__ENUNCIADO__.
Indique si cada afirmación (a), (b) y (c) concuerda con el texto sobre las cartas en papel. Responda sí o no y cite literalmente las palabras del texto que lo determinan.
(a) Quien narra nació en la época de los disquetes, los casetes y los VHS.
(b) Según el texto, la caligrafía redondita transmitía melancolía.
(c) El texto describe los sellos como obras de arte a escala en miniatura.

__EXTRACTO DE ORIGEN__.
:::::
Pero a mí, nacida en la época noventera de disquetes, casetes y VHS, ya no me pilló el papel. Cuentan mis padres y mis abuelos que hace no tantos años, la gente se comunicaba por cartas. Sí. Escribir con papel, bolígrafo o pluma. Dedicar un momento más largo que la instantaneidad del WhatsApp para contar algo a alguien que podía estar al otro lado del océano. Amantes que declaraban su amor en tinta, familias que sabían de sus seres queridos solamente cuando el cartero llamaba a la puerta, noticias que solo eran nuevas cuando se recibían, a veces después de mucho tiempo.
Sentarse a escribir sacaba la inspiración de hasta el menos talentoso de los poetas, y todo hijo de vecino exponía sus faltas (ortográficas), miedos, alegrías y vivencias a la perdurabilidad del papel, con la intención de que el otro te leyese (por dentro).
Imagino que apreciar de cerca la letra de otra persona daba una sensación de mayor intimidad. Era más personal, podías intuir más de alguien gracias a una innata intuición grafológica. La caligrafía tumbada que transmitía melancolía, la redondita que daba impresión de orden, el garabato de médico frustrado que causaba confusión... Todo ello se ha perdido entre la impersonalidad de la Arial tamaño 11 o la frialdad de la Times New Roman.
Y qué decir de los sellos, esas obras de arte a escala en miniatura. O de los sobres, que paraban la respiración hasta que se rasgaba la solapa, liberando por fin aquellas palabras escritas que pugnaban por salir de su cárcel de celulosa. O de la alegría que suponía para el destinatario encontrar en el buzón una carta a su nombre con quién sabe qué nuevas de ese querido remitente.
:::::
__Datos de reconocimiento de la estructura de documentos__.
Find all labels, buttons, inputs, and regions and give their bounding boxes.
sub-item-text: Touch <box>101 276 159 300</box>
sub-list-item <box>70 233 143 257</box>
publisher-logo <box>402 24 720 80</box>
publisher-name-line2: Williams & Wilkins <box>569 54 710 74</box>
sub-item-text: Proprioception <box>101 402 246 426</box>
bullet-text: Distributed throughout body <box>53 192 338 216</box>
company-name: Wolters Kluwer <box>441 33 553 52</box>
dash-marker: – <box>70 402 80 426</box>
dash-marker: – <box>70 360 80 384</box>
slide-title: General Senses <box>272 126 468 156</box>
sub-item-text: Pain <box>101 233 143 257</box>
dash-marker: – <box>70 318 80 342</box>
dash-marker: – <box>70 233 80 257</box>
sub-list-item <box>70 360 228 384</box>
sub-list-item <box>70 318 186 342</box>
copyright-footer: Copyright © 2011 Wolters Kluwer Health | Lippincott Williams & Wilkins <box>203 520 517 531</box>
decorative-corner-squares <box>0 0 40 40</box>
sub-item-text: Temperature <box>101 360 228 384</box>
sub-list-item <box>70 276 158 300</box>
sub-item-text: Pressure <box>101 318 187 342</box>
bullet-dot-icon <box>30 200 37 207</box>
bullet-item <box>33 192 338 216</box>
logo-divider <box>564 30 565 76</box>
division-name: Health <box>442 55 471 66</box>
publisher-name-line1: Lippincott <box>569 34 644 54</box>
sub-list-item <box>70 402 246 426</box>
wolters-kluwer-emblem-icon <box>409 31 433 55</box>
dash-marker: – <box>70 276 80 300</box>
:::::
__RESULTADO DEL EJERCICIO__.
(a) Sí: «nacida en la época noventera de disquetes, casetes y VHS».
(b) No: «La caligrafía tumbada que transmitía melancolía, la redondita que daba impresión de orden».
(c) Sí: «los sellos, esas obras de arte a escala en miniatura».